Data records
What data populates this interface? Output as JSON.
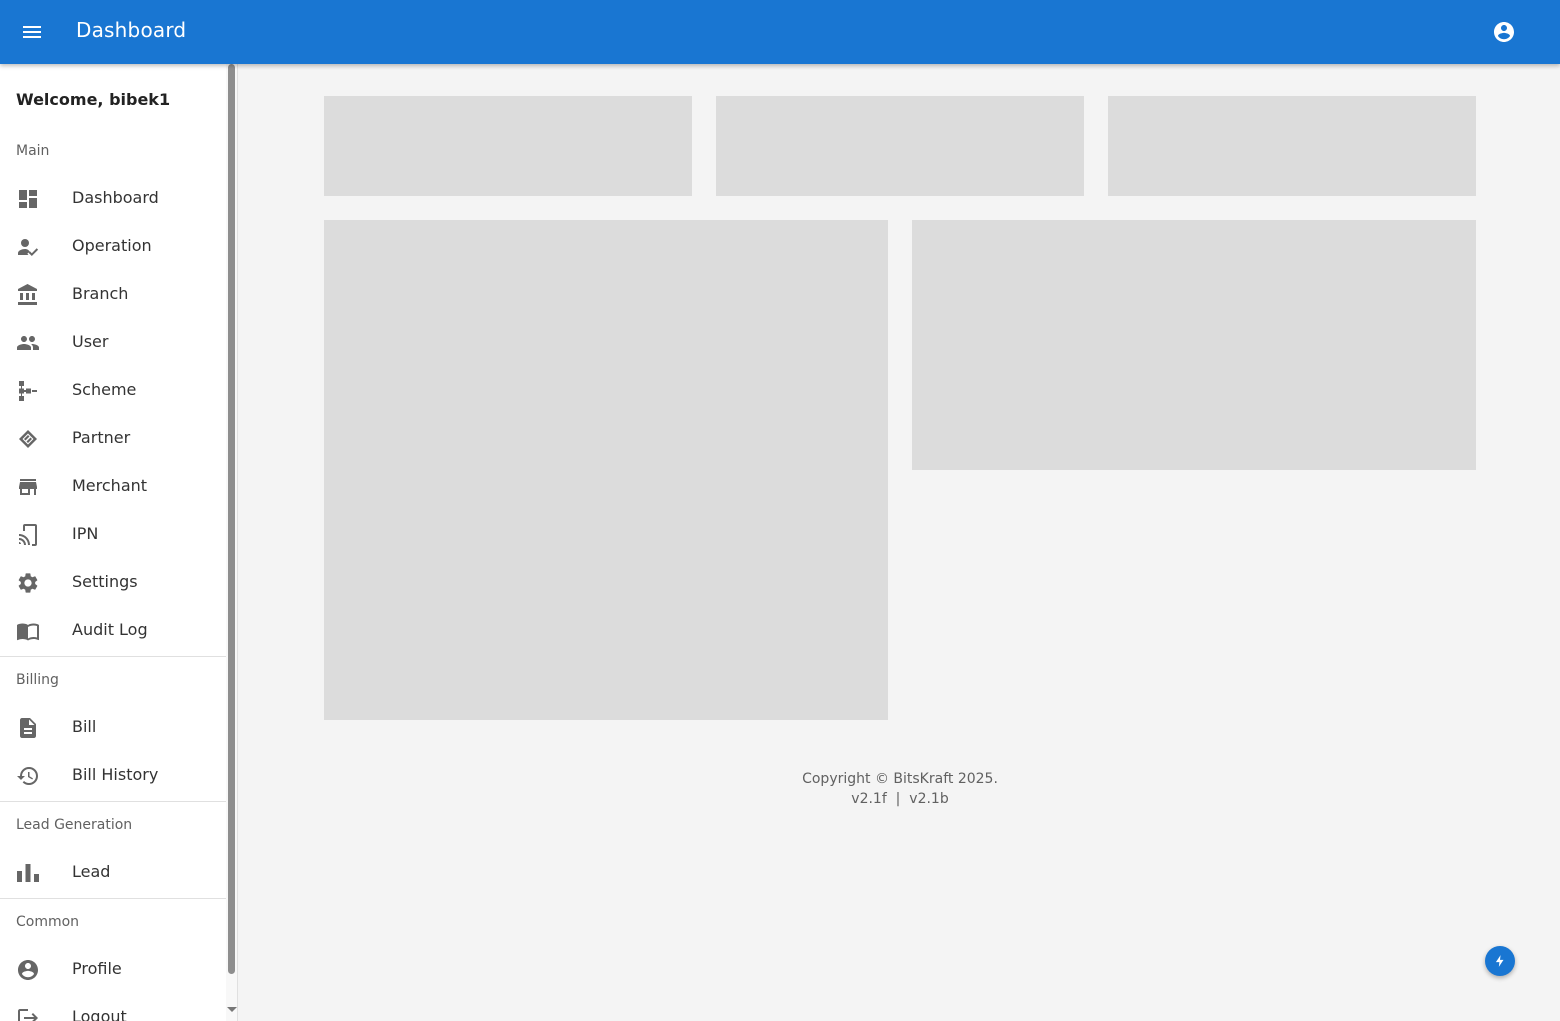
{
  "appbar": {
    "title": "Dashboard",
    "menu_icon": "hamburger-menu-icon",
    "account_icon": "account-circle-icon",
    "background": "#1976d2"
  },
  "sidebar": {
    "welcome": "Welcome, bibek1",
    "sections": [
      {
        "label": "Main",
        "items": [
          {
            "label": "Dashboard",
            "icon": "dashboard-icon"
          },
          {
            "label": "Operation",
            "icon": "person-check-icon"
          },
          {
            "label": "Branch",
            "icon": "bank-icon"
          },
          {
            "label": "User",
            "icon": "people-icon"
          },
          {
            "label": "Scheme",
            "icon": "account-tree-icon"
          },
          {
            "label": "Partner",
            "icon": "handshake-icon"
          },
          {
            "label": "Merchant",
            "icon": "store-icon"
          },
          {
            "label": "IPN",
            "icon": "cast-icon"
          },
          {
            "label": "Settings",
            "icon": "gear-icon"
          },
          {
            "label": "Audit Log",
            "icon": "book-open-icon"
          }
        ]
      },
      {
        "label": "Billing",
        "items": [
          {
            "label": "Bill",
            "icon": "document-icon"
          },
          {
            "label": "Bill History",
            "icon": "history-icon"
          }
        ]
      },
      {
        "label": "Lead Generation",
        "items": [
          {
            "label": "Lead",
            "icon": "bar-chart-icon"
          }
        ]
      },
      {
        "label": "Common",
        "items": [
          {
            "label": "Profile",
            "icon": "account-circle-icon"
          },
          {
            "label": "Logout",
            "icon": "logout-icon"
          }
        ]
      }
    ]
  },
  "footer": {
    "copyright": "Copyright © BitsKraft 2025.",
    "version": "v2.1f  |  v2.1b"
  },
  "fab": {
    "icon": "lightning-bolt-icon"
  }
}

- WHAT YOU SHOULD DO: Restate the records above in full, word for word. Keep pictures out.

- RESULT FOR THIS EXERCISE:
What data populates this interface? Output as JSON.
{
  "appbar": {
    "title": "Dashboard",
    "menu_icon": "hamburger-menu-icon",
    "account_icon": "account-circle-icon",
    "background": "#1976d2"
  },
  "sidebar": {
    "welcome": "Welcome, bibek1",
    "sections": [
      {
        "label": "Main",
        "items": [
          {
            "label": "Dashboard",
            "icon": "dashboard-icon"
          },
          {
            "label": "Operation",
            "icon": "person-check-icon"
          },
          {
            "label": "Branch",
            "icon": "bank-icon"
          },
          {
            "label": "User",
            "icon": "people-icon"
          },
          {
            "label": "Scheme",
            "icon": "account-tree-icon"
          },
          {
            "label": "Partner",
            "icon": "handshake-icon"
          },
          {
            "label": "Merchant",
            "icon": "store-icon"
          },
          {
            "label": "IPN",
            "icon": "cast-icon"
          },
          {
            "label": "Settings",
            "icon": "gear-icon"
          },
          {
            "label": "Audit Log",
            "icon": "book-open-icon"
          }
        ]
      },
      {
        "label": "Billing",
        "items": [
          {
            "label": "Bill",
            "icon": "document-icon"
          },
          {
            "label": "Bill History",
            "icon": "history-icon"
          }
        ]
      },
      {
        "label": "Lead Generation",
        "items": [
          {
            "label": "Lead",
            "icon": "bar-chart-icon"
          }
        ]
      },
      {
        "label": "Common",
        "items": [
          {
            "label": "Profile",
            "icon": "account-circle-icon"
          },
          {
            "label": "Logout",
            "icon": "logout-icon"
          }
        ]
      }
    ]
  },
  "footer": {
    "copyright": "Copyright © BitsKraft 2025.",
    "version": "v2.1f  |  v2.1b"
  },
  "fab": {
    "icon": "lightning-bolt-icon"
  }
}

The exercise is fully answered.